TO BE DONE — Make an exact copy of all the entries, with the pictures left out.

RECORD EXTRACTS —
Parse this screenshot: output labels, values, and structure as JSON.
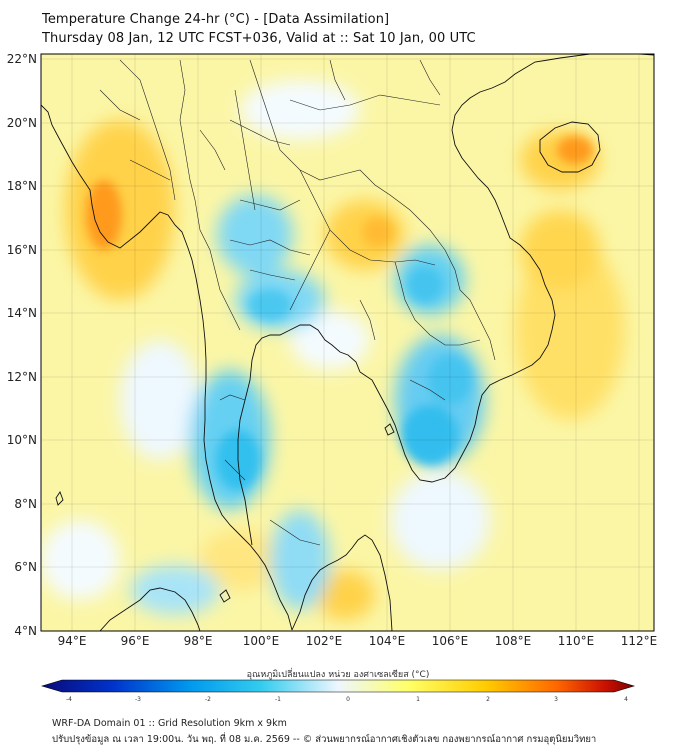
{
  "header": {
    "title_line1": "Temperature Change 24-hr (°C) - [Data Assimilation]",
    "title_line2": "Thursday 08 Jan, 12 UTC FCST+036, Valid at :: Sat 10 Jan, 00 UTC"
  },
  "map": {
    "lat_labels": [
      "22°N",
      "20°N",
      "18°N",
      "16°N",
      "14°N",
      "12°N",
      "10°N",
      "8°N",
      "6°N",
      "4°N"
    ],
    "lon_labels": [
      "94°E",
      "96°E",
      "98°E",
      "100°E",
      "102°E",
      "104°E",
      "106°E",
      "108°E",
      "110°E",
      "112°E"
    ],
    "lat_range": [
      4,
      22.2
    ],
    "lon_range": [
      93,
      112.4
    ],
    "gridlines": true
  },
  "colorbar": {
    "title": "อุณหภูมิเปลี่ยนแปลง หน่วย องศาเซลเซียส (°C)",
    "ticks": [
      "-4",
      "-3",
      "-2",
      "-1",
      "0",
      "1",
      "2",
      "3",
      "4"
    ],
    "range": [
      -4,
      4
    ],
    "colors": [
      "#0a0a7a",
      "#0033cc",
      "#0099ee",
      "#33ccee",
      "#eef6ff",
      "#ffff66",
      "#ffcc00",
      "#ff6600",
      "#cc1100",
      "#7a0000"
    ]
  },
  "footer": {
    "line1": "WRF-DA Domain 01 :: Grid Resolution 9km x 9km",
    "line2": "ปรับปรุงข้อมูล ณ เวลา 19:00น. วัน พฤ. ที่ 08 ม.ค. 2569 -- © ส่วนพยากรณ์อากาศเชิงตัวเลข กองพยากรณ์อากาศ กรมอุตุนิยมวิทยา"
  }
}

RESPONSE TO THE EXERCISE —
Parse this screenshot: output labels, values, and structure as JSON.
{
  "header": {
    "title_line1": "Temperature Change 24-hr (°C) - [Data Assimilation]",
    "title_line2": "Thursday 08 Jan, 12 UTC FCST+036, Valid at :: Sat 10 Jan, 00 UTC"
  },
  "map": {
    "lat_labels": [
      "22°N",
      "20°N",
      "18°N",
      "16°N",
      "14°N",
      "12°N",
      "10°N",
      "8°N",
      "6°N",
      "4°N"
    ],
    "lon_labels": [
      "94°E",
      "96°E",
      "98°E",
      "100°E",
      "102°E",
      "104°E",
      "106°E",
      "108°E",
      "110°E",
      "112°E"
    ],
    "lat_range": [
      4,
      22.2
    ],
    "lon_range": [
      93,
      112.4
    ],
    "gridlines": true
  },
  "colorbar": {
    "title": "อุณหภูมิเปลี่ยนแปลง หน่วย องศาเซลเซียส (°C)",
    "ticks": [
      "-4",
      "-3",
      "-2",
      "-1",
      "0",
      "1",
      "2",
      "3",
      "4"
    ],
    "range": [
      -4,
      4
    ],
    "colors": [
      "#0a0a7a",
      "#0033cc",
      "#0099ee",
      "#33ccee",
      "#eef6ff",
      "#ffff66",
      "#ffcc00",
      "#ff6600",
      "#cc1100",
      "#7a0000"
    ]
  },
  "footer": {
    "line1": "WRF-DA Domain 01 :: Grid Resolution 9km x 9km",
    "line2": "ปรับปรุงข้อมูล ณ เวลา 19:00น. วัน พฤ. ที่ 08 ม.ค. 2569 -- © ส่วนพยากรณ์อากาศเชิงตัวเลข กองพยากรณ์อากาศ กรมอุตุนิยมวิทยา"
  }
}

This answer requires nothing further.